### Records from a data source
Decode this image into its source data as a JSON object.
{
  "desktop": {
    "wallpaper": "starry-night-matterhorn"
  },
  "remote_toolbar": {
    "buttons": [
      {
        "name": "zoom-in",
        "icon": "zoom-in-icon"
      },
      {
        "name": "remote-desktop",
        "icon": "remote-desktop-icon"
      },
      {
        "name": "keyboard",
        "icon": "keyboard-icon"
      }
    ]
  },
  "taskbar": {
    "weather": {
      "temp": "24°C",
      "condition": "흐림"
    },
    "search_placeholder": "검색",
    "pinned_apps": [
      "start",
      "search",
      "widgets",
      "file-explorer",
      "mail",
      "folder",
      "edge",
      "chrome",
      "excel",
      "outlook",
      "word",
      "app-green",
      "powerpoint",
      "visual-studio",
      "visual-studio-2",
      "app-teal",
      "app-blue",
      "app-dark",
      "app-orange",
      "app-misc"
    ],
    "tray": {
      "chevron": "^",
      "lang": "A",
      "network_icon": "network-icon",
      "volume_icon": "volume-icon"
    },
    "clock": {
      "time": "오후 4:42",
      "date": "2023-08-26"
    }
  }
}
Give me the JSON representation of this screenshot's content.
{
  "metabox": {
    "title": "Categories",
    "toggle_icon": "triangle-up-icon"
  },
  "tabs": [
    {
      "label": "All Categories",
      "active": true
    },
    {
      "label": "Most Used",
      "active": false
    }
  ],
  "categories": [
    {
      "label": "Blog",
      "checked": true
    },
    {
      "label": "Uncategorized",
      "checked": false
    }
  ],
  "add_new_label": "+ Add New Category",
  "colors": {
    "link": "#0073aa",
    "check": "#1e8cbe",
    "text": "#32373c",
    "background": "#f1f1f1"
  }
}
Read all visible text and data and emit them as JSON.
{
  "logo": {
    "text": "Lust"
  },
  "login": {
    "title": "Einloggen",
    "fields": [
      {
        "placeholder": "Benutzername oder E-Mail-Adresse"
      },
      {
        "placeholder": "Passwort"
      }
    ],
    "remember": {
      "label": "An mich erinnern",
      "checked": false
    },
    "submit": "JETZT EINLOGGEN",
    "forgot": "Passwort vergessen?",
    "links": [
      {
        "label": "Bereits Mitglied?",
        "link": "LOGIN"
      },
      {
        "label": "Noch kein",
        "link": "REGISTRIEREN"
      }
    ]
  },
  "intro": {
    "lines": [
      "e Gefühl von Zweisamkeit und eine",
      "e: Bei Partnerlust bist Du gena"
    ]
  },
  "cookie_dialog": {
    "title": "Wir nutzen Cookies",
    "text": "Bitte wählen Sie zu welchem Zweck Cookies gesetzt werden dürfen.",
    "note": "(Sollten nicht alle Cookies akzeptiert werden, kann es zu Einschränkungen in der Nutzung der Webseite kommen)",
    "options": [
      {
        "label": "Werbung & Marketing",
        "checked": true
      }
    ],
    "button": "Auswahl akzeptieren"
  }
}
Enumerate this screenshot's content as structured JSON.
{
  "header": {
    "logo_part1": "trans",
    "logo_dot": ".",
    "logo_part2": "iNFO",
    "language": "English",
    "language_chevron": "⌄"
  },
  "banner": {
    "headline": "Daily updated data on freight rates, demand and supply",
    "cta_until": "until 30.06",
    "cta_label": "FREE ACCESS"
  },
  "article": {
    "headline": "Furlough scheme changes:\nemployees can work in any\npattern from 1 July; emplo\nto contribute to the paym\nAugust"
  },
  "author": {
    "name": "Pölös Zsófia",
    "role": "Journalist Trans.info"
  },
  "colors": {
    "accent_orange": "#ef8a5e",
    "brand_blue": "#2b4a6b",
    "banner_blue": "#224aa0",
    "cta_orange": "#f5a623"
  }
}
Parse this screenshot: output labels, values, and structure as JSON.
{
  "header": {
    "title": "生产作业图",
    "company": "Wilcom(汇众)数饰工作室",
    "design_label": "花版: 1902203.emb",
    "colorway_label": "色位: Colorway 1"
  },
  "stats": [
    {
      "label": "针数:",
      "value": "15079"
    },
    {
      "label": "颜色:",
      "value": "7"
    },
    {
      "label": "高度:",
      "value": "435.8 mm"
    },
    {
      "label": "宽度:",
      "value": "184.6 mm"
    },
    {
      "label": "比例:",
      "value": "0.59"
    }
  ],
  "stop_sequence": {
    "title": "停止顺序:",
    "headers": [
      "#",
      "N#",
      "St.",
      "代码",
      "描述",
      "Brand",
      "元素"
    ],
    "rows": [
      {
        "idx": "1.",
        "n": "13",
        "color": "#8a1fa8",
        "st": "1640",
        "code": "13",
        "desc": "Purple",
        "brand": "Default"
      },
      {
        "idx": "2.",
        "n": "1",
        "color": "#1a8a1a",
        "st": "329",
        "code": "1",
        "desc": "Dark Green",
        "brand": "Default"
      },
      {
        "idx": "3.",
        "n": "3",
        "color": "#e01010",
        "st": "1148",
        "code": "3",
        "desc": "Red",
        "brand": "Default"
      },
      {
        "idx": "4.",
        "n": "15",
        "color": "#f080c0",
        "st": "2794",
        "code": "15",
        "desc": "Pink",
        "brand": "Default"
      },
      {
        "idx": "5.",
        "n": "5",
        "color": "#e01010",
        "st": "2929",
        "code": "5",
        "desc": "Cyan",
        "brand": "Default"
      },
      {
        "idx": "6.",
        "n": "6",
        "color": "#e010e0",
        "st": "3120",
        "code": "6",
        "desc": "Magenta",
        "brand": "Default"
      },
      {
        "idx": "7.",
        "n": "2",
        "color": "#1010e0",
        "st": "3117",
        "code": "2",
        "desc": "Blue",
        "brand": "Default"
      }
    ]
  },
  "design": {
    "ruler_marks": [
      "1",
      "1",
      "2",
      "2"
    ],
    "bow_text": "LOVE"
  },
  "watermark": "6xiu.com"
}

### Written exercise
Retype every record above exactly as it appears.

### Output below
Decode this image into its source data as a JSON object.
{
  "desktop": {
    "wallpaper": "starry-night-matterhorn"
  },
  "remote_toolbar": {
    "buttons": [
      {
        "name": "zoom-in",
        "icon": "zoom-in-icon"
      },
      {
        "name": "remote-desktop",
        "icon": "remote-desktop-icon"
      },
      {
        "name": "keyboard",
        "icon": "keyboard-icon"
      }
    ]
  },
  "taskbar": {
    "weather": {
      "temp": "24°C",
      "condition": "흐림"
    },
    "search_placeholder": "검색",
    "pinned_apps": [
      "start",
      "search",
      "widgets",
      "file-explorer",
      "mail",
      "folder",
      "edge",
      "chrome",
      "excel",
      "outlook",
      "word",
      "app-green",
      "powerpoint",
      "visual-studio",
      "visual-studio-2",
      "app-teal",
      "app-blue",
      "app-dark",
      "app-orange",
      "app-misc"
    ],
    "tray": {
      "chevron": "^",
      "lang": "A",
      "network_icon": "network-icon",
      "volume_icon": "volume-icon"
    },
    "clock": {
      "time": "오후 4:42",
      "date": "2023-08-26"
    }
  }
}
Give me the JSON representation of this screenshot's content.
{
  "metabox": {
    "title": "Categories",
    "toggle_icon": "triangle-up-icon"
  },
  "tabs": [
    {
      "label": "All Categories",
      "active": true
    },
    {
      "label": "Most Used",
      "active": false
    }
  ],
  "categories": [
    {
      "label": "Blog",
      "checked": true
    },
    {
      "label": "Uncategorized",
      "checked": false
    }
  ],
  "add_new_label": "+ Add New Category",
  "colors": {
    "link": "#0073aa",
    "check": "#1e8cbe",
    "text": "#32373c",
    "background": "#f1f1f1"
  }
}
Read all visible text and data and emit them as JSON.
{
  "logo": {
    "text": "Lust"
  },
  "login": {
    "title": "Einloggen",
    "fields": [
      {
        "placeholder": "Benutzername oder E-Mail-Adresse"
      },
      {
        "placeholder": "Passwort"
      }
    ],
    "remember": {
      "label": "An mich erinnern",
      "checked": false
    },
    "submit": "JETZT EINLOGGEN",
    "forgot": "Passwort vergessen?",
    "links": [
      {
        "label": "Bereits Mitglied?",
        "link": "LOGIN"
      },
      {
        "label": "Noch kein",
        "link": "REGISTRIEREN"
      }
    ]
  },
  "intro": {
    "lines": [
      "e Gefühl von Zweisamkeit und eine",
      "e: Bei Partnerlust bist Du gena"
    ]
  },
  "cookie_dialog": {
    "title": "Wir nutzen Cookies",
    "text": "Bitte wählen Sie zu welchem Zweck Cookies gesetzt werden dürfen.",
    "note": "(Sollten nicht alle Cookies akzeptiert werden, kann es zu Einschränkungen in der Nutzung der Webseite kommen)",
    "options": [
      {
        "label": "Werbung & Marketing",
        "checked": true
      }
    ],
    "button": "Auswahl akzeptieren"
  }
}
Enumerate this screenshot's content as structured JSON.
{
  "header": {
    "logo_part1": "trans",
    "logo_dot": ".",
    "logo_part2": "iNFO",
    "language": "English",
    "language_chevron": "⌄"
  },
  "banner": {
    "headline": "Daily updated data on freight rates, demand and supply",
    "cta_until": "until 30.06",
    "cta_label": "FREE ACCESS"
  },
  "article": {
    "headline": "Furlough scheme changes:\nemployees can work in any\npattern from 1 July; emplo\nto contribute to the paym\nAugust"
  },
  "author": {
    "name": "Pölös Zsófia",
    "role": "Journalist Trans.info"
  },
  "colors": {
    "accent_orange": "#ef8a5e",
    "brand_blue": "#2b4a6b",
    "banner_blue": "#224aa0",
    "cta_orange": "#f5a623"
  }
}
Parse this screenshot: output labels, values, and structure as JSON.
{
  "header": {
    "title": "生产作业图",
    "company": "Wilcom(汇众)数饰工作室",
    "design_label": "花版: 1902203.emb",
    "colorway_label": "色位: Colorway 1"
  },
  "stats": [
    {
      "label": "针数:",
      "value": "15079"
    },
    {
      "label": "颜色:",
      "value": "7"
    },
    {
      "label": "高度:",
      "value": "435.8 mm"
    },
    {
      "label": "宽度:",
      "value": "184.6 mm"
    },
    {
      "label": "比例:",
      "value": "0.59"
    }
  ],
  "stop_sequence": {
    "title": "停止顺序:",
    "headers": [
      "#",
      "N#",
      "St.",
      "代码",
      "描述",
      "Brand",
      "元素"
    ],
    "rows": [
      {
        "idx": "1.",
        "n": "13",
        "color": "#8a1fa8",
        "st": "1640",
        "code": "13",
        "desc": "Purple",
        "brand": "Default"
      },
      {
        "idx": "2.",
        "n": "1",
        "color": "#1a8a1a",
        "st": "329",
        "code": "1",
        "desc": "Dark Green",
        "brand": "Default"
      },
      {
        "idx": "3.",
        "n": "3",
        "color": "#e01010",
        "st": "1148",
        "code": "3",
        "desc": "Red",
        "brand": "Default"
      },
      {
        "idx": "4.",
        "n": "15",
        "color": "#f080c0",
        "st": "2794",
        "code": "15",
        "desc": "Pink",
        "brand": "Default"
      },
      {
        "idx": "5.",
        "n": "5",
        "color": "#e01010",
        "st": "2929",
        "code": "5",
        "desc": "Cyan",
        "brand": "Default"
      },
      {
        "idx": "6.",
        "n": "6",
        "color": "#e010e0",
        "st": "3120",
        "code": "6",
        "desc": "Magenta",
        "brand": "Default"
      },
      {
        "idx": "7.",
        "n": "2",
        "color": "#1010e0",
        "st": "3117",
        "code": "2",
        "desc": "Blue",
        "brand": "Default"
      }
    ]
  },
  "design": {
    "ruler_marks": [
      "1",
      "1",
      "2",
      "2"
    ],
    "bow_text": "LOVE"
  },
  "watermark": "6xiu.com"
}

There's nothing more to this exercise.